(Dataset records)
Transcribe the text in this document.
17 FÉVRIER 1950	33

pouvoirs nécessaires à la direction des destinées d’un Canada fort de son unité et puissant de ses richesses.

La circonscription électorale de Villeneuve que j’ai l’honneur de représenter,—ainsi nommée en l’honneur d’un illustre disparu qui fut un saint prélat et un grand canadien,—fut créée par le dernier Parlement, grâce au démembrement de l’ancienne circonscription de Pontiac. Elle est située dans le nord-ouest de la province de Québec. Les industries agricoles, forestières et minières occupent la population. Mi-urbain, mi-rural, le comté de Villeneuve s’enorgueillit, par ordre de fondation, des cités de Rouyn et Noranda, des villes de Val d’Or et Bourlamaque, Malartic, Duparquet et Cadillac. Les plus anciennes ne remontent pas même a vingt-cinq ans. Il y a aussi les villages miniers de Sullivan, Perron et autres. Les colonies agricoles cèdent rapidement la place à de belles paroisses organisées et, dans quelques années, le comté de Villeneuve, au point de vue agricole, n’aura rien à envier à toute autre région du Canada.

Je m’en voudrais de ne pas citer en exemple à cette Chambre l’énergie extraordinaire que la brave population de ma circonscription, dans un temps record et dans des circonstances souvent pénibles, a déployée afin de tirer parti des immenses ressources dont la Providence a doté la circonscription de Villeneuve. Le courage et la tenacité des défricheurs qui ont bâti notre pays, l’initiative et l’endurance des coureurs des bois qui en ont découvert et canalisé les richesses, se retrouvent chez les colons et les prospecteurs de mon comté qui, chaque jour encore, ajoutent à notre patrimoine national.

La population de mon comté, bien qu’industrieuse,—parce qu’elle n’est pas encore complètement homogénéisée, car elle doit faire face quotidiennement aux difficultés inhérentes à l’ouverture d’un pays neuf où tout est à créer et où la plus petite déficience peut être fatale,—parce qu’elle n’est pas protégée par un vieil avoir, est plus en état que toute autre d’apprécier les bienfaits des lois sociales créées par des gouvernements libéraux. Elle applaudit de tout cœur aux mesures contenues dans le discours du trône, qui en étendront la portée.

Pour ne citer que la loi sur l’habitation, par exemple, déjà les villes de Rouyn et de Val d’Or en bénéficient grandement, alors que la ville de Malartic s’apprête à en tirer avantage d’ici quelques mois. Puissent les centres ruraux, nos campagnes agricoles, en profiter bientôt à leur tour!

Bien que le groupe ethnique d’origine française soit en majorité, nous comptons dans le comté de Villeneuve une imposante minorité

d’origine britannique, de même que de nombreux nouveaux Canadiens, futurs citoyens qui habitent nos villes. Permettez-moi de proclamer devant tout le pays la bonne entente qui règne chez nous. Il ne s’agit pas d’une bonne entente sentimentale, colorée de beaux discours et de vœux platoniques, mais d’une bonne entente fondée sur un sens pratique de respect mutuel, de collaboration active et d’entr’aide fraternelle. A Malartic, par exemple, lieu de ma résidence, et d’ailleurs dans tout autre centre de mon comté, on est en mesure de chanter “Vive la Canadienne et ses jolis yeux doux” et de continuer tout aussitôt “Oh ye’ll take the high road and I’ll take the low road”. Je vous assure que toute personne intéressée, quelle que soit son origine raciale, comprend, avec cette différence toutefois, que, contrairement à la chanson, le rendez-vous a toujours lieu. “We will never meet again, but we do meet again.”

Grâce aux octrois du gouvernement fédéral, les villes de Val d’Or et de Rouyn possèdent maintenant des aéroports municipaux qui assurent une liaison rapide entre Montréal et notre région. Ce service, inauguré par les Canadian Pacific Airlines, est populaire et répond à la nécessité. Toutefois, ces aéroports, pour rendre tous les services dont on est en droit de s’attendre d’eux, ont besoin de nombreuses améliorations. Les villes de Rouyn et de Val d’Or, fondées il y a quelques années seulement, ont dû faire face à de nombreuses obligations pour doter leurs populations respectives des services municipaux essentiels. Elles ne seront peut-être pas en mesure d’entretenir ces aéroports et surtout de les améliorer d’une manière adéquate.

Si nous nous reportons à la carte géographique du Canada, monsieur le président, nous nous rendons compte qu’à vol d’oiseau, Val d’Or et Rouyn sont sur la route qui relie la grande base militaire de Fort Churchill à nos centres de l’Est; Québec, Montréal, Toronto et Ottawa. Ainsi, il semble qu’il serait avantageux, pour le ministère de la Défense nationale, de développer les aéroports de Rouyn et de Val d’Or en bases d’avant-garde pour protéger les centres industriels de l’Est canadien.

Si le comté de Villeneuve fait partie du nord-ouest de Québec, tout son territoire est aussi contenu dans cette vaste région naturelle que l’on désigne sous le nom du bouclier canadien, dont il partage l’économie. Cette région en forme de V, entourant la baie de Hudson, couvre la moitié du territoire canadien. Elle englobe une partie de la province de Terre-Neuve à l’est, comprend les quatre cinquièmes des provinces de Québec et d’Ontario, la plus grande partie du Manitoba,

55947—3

[Written exercise]
Write the material out exactly, with nothing left out.

[Written response]
Transcribe the text in this document.
17 FÉVRIER 1950	33

pouvoirs nécessaires à la direction des destinées d’un Canada fort de son unité et puissant de ses richesses.

La circonscription électorale de Villeneuve que j’ai l’honneur de représenter,—ainsi nommée en l’honneur d’un illustre disparu qui fut un saint prélat et un grand canadien,—fut créée par le dernier Parlement, grâce au démembrement de l’ancienne circonscription de Pontiac. Elle est située dans le nord-ouest de la province de Québec. Les industries agricoles, forestières et minières occupent la population. Mi-urbain, mi-rural, le comté de Villeneuve s’enorgueillit, par ordre de fondation, des cités de Rouyn et Noranda, des villes de Val d’Or et Bourlamaque, Malartic, Duparquet et Cadillac. Les plus anciennes ne remontent pas même a vingt-cinq ans. Il y a aussi les villages miniers de Sullivan, Perron et autres. Les colonies agricoles cèdent rapidement la place à de belles paroisses organisées et, dans quelques années, le comté de Villeneuve, au point de vue agricole, n’aura rien à envier à toute autre région du Canada.

Je m’en voudrais de ne pas citer en exemple à cette Chambre l’énergie extraordinaire que la brave population de ma circonscription, dans un temps record et dans des circonstances souvent pénibles, a déployée afin de tirer parti des immenses ressources dont la Providence a doté la circonscription de Villeneuve. Le courage et la tenacité des défricheurs qui ont bâti notre pays, l’initiative et l’endurance des coureurs des bois qui en ont découvert et canalisé les richesses, se retrouvent chez les colons et les prospecteurs de mon comté qui, chaque jour encore, ajoutent à notre patrimoine national.

La population de mon comté, bien qu’industrieuse,—parce qu’elle n’est pas encore complètement homogénéisée, car elle doit faire face quotidiennement aux difficultés inhérentes à l’ouverture d’un pays neuf où tout est à créer et où la plus petite déficience peut être fatale,—parce qu’elle n’est pas protégée par un vieil avoir, est plus en état que toute autre d’apprécier les bienfaits des lois sociales créées par des gouvernements libéraux. Elle applaudit de tout cœur aux mesures contenues dans le discours du trône, qui en étendront la portée.

Pour ne citer que la loi sur l’habitation, par exemple, déjà les villes de Rouyn et de Val d’Or en bénéficient grandement, alors que la ville de Malartic s’apprête à en tirer avantage d’ici quelques mois. Puissent les centres ruraux, nos campagnes agricoles, en profiter bientôt à leur tour!

Bien que le groupe ethnique d’origine française soit en majorité, nous comptons dans le comté de Villeneuve une imposante minorité

d’origine britannique, de même que de nombreux nouveaux Canadiens, futurs citoyens qui habitent nos villes. Permettez-moi de proclamer devant tout le pays la bonne entente qui règne chez nous. Il ne s’agit pas d’une bonne entente sentimentale, colorée de beaux discours et de vœux platoniques, mais d’une bonne entente fondée sur un sens pratique de respect mutuel, de collaboration active et d’entr’aide fraternelle. A Malartic, par exemple, lieu de ma résidence, et d’ailleurs dans tout autre centre de mon comté, on est en mesure de chanter “Vive la Canadienne et ses jolis yeux doux” et de continuer tout aussitôt “Oh ye’ll take the high road and I’ll take the low road”. Je vous assure que toute personne intéressée, quelle que soit son origine raciale, comprend, avec cette différence toutefois, que, contrairement à la chanson, le rendez-vous a toujours lieu. “We will never meet again, but we do meet again.”

Grâce aux octrois du gouvernement fédéral, les villes de Val d’Or et de Rouyn possèdent maintenant des aéroports municipaux qui assurent une liaison rapide entre Montréal et notre région. Ce service, inauguré par les Canadian Pacific Airlines, est populaire et répond à la nécessité. Toutefois, ces aéroports, pour rendre tous les services dont on est en droit de s’attendre d’eux, ont besoin de nombreuses améliorations. Les villes de Rouyn et de Val d’Or, fondées il y a quelques années seulement, ont dû faire face à de nombreuses obligations pour doter leurs populations respectives des services municipaux essentiels. Elles ne seront peut-être pas en mesure d’entretenir ces aéroports et surtout de les améliorer d’une manière adéquate.

Si nous nous reportons à la carte géographique du Canada, monsieur le président, nous nous rendons compte qu’à vol d’oiseau, Val d’Or et Rouyn sont sur la route qui relie la grande base militaire de Fort Churchill à nos centres de l’Est; Québec, Montréal, Toronto et Ottawa. Ainsi, il semble qu’il serait avantageux, pour le ministère de la Défense nationale, de développer les aéroports de Rouyn et de Val d’Or en bases d’avant-garde pour protéger les centres industriels de l’Est canadien.

Si le comté de Villeneuve fait partie du nord-ouest de Québec, tout son territoire est aussi contenu dans cette vaste région naturelle que l’on désigne sous le nom du bouclier canadien, dont il partage l’économie. Cette région en forme de V, entourant la baie de Hudson, couvre la moitié du territoire canadien. Elle englobe une partie de la province de Terre-Neuve à l’est, comprend les quatre cinquièmes des provinces de Québec et d’Ontario, la plus grande partie du Manitoba,

55947—3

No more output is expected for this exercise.